(Entries from a dataset)
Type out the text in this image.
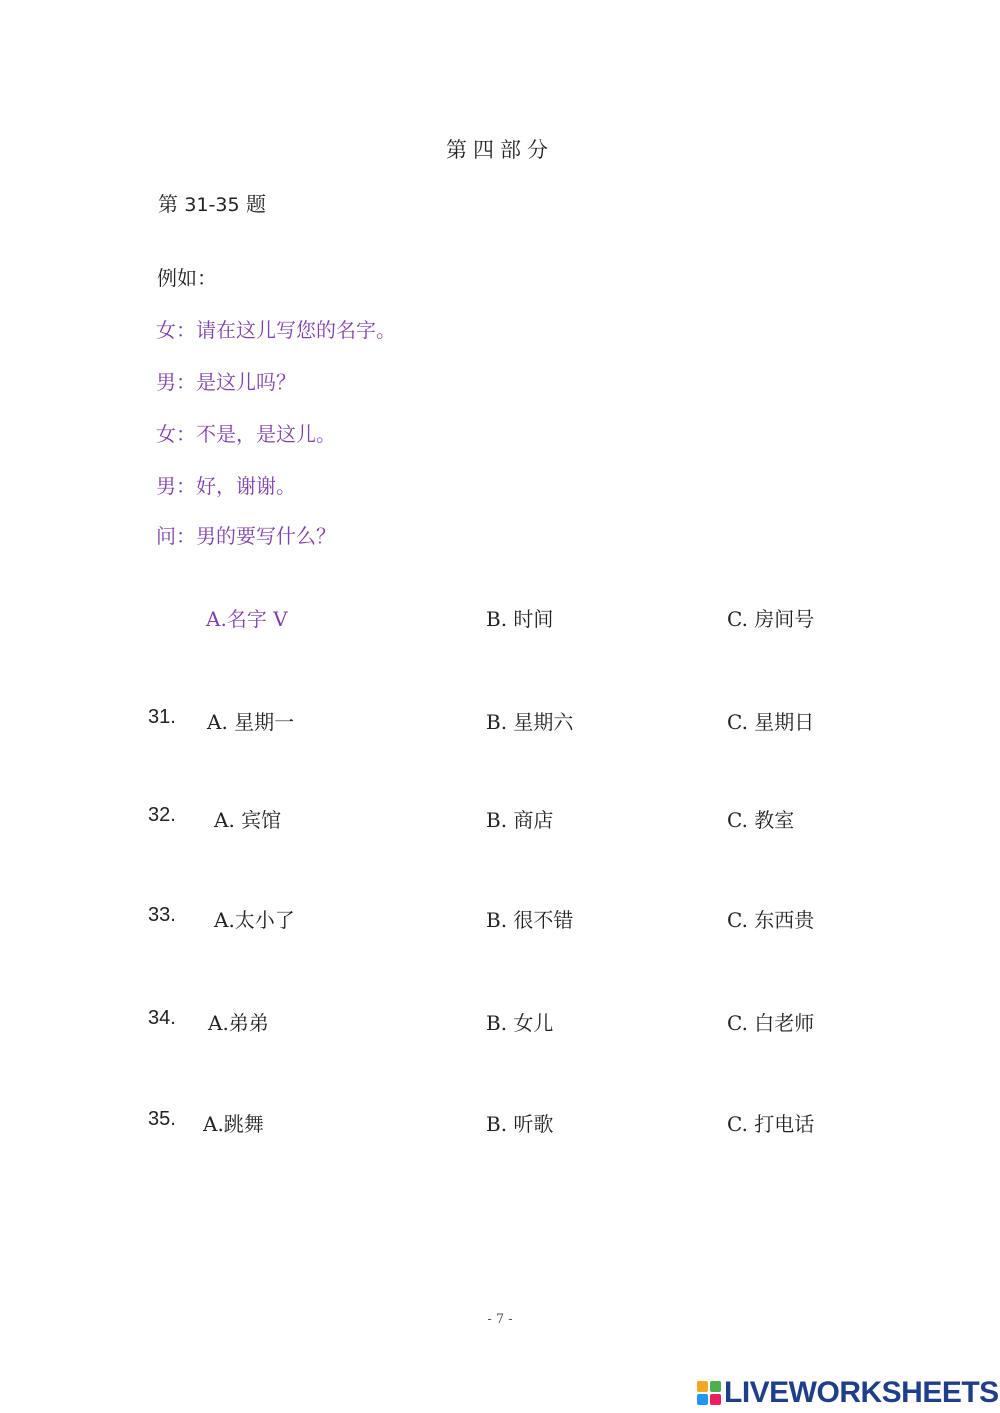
第四部分
第 31-35 题
例如：
女：请在这儿写您的名字。
男：是这儿吗？
女：不是，是这儿。
男：好，谢谢。
问：男的要写什么？
A.名字 V	B. 时间	C. 房间号
31. A. 星期一	B. 星期六	C. 星期日
32. A. 宾馆	B. 商店	C. 教室
33. A.太小了	B. 很不错	C. 东西贵
34. A.弟弟	B. 女儿	C. 白老师
35. A.跳舞	B. 听歌	C. 打电话
- 7 -
LIVEWORKSHEETS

WRITTEN INSTRUCTION: Copy out all the records exactly, excluding pictures.

RESPONSE BELOW:
Type out the text in this image.
第四部分
第 31-35 题
例如：
女：请在这儿写您的名字。
男：是这儿吗？
女：不是，是这儿。
男：好，谢谢。
问：男的要写什么？
A.名字 V	B. 时间	C. 房间号
31. A. 星期一	B. 星期六	C. 星期日
32. A. 宾馆	B. 商店	C. 教室
33. A.太小了	B. 很不错	C. 东西贵
34. A.弟弟	B. 女儿	C. 白老师
35. A.跳舞	B. 听歌	C. 打电话
- 7 -
LIVEWORKSHEETS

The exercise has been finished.